→ TASK DESCRIPTION: List each line in which the string "anos" appears.

(Extracted records)

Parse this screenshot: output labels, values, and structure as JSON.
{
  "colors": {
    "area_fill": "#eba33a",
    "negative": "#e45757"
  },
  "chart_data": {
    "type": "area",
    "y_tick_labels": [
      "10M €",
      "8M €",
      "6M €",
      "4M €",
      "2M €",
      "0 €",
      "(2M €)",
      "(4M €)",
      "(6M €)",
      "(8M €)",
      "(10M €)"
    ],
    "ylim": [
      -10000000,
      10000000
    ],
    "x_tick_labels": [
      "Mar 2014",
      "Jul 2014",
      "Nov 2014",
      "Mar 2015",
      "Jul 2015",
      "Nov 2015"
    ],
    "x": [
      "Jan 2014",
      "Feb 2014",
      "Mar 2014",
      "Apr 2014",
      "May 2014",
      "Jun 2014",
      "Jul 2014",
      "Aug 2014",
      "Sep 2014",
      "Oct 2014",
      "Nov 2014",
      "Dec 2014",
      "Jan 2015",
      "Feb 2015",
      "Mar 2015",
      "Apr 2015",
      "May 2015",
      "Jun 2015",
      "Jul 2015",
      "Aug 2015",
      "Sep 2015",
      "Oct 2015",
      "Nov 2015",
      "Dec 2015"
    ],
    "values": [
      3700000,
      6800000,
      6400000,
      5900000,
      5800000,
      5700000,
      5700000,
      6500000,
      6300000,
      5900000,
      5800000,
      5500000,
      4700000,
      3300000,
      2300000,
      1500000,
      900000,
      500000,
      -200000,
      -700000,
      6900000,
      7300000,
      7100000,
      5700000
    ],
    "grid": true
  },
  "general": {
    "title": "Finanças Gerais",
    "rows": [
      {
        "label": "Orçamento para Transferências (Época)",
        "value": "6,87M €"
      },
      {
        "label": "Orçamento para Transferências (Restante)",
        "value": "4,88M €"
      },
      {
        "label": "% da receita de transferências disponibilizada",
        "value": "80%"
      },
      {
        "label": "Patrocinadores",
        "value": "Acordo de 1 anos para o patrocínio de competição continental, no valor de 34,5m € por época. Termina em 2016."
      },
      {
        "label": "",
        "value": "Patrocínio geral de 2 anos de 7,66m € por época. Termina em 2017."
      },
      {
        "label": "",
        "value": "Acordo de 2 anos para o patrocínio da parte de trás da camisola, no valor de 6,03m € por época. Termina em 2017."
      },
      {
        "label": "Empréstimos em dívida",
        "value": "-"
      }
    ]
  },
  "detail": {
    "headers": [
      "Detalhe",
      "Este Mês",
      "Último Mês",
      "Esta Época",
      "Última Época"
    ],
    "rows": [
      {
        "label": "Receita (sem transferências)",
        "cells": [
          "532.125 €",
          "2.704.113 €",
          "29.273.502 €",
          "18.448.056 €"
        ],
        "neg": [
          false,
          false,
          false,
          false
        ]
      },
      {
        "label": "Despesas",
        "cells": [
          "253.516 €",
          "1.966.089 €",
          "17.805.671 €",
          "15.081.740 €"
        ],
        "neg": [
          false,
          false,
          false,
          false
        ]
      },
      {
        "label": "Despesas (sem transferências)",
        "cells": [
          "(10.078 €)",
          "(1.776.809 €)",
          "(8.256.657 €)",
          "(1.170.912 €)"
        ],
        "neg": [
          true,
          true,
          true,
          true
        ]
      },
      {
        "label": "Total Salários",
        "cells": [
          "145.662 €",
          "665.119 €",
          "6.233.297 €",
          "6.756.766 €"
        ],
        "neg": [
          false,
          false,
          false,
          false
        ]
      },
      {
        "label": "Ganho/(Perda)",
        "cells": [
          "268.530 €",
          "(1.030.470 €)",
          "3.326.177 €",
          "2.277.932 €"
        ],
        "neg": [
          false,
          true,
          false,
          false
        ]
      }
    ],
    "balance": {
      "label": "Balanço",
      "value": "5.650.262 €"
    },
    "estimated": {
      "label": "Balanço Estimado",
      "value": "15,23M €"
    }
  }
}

→ ANSWER FOR THIS EXERCISE:
        "value": "Acordo de 1 anos para o patrocínio de competição continental, no valor de 34,5m € por época. Termina em 2016."
        "value": "Patrocínio geral de 2 anos de 7,66m € por época. Termina em 2017."
        "value": "Acordo de 2 anos para o patrocínio da parte de trás da camisola, no valor de 6,03m € por época. Termina em 2017."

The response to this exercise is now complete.